• _Problem statement_:
Scan the listing below and copy every line holding "color".

• _Records supplied_:
^^^^^^^^^^^^^^^^
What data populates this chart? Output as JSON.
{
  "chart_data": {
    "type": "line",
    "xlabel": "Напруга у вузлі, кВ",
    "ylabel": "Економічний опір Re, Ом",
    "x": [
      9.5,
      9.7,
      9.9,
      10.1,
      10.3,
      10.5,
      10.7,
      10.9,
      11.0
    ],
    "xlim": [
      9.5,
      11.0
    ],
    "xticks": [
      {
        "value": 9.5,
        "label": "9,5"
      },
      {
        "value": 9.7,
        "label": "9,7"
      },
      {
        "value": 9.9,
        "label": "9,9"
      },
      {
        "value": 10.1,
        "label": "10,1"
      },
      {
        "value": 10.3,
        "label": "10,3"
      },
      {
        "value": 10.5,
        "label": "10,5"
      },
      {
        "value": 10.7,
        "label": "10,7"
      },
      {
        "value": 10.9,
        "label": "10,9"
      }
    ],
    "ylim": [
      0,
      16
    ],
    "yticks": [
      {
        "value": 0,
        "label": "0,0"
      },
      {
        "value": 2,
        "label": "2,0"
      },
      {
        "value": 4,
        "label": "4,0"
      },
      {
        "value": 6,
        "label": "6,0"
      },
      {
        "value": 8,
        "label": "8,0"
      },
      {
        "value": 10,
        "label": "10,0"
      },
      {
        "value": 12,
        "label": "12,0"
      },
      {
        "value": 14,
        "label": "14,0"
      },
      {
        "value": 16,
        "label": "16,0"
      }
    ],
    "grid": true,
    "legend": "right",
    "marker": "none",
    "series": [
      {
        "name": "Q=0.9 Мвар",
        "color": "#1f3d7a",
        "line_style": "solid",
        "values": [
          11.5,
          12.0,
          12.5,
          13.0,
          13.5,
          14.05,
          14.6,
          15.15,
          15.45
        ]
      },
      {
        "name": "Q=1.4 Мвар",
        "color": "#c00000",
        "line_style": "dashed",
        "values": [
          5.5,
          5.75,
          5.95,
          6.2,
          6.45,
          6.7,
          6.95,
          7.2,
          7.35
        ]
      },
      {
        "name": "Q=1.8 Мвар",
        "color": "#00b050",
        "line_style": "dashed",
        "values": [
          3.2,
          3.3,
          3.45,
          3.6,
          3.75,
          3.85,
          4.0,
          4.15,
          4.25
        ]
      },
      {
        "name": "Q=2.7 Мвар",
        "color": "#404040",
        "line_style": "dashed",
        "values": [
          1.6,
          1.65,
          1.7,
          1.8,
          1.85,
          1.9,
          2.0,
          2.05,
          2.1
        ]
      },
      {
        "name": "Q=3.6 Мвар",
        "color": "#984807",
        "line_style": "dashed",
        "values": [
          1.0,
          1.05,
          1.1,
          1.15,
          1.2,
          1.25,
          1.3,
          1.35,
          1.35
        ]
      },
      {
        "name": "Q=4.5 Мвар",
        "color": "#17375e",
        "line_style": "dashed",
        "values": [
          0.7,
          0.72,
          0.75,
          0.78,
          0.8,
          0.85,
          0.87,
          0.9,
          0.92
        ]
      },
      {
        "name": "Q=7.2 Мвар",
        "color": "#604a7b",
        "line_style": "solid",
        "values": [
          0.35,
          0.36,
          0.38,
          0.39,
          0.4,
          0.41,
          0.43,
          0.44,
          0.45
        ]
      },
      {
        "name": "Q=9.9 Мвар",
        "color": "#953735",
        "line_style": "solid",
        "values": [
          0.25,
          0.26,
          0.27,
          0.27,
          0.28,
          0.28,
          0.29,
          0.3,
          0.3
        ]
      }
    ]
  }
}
^^^^^^^^^^^^^^^^
• _Correct result_:
        "color": "#1f3d7a",
        "color": "#c00000",
        "color": "#00b050",
        "color": "#404040",
        "color": "#984807",
        "color": "#17375e",
        "color": "#604a7b",
        "color": "#953735",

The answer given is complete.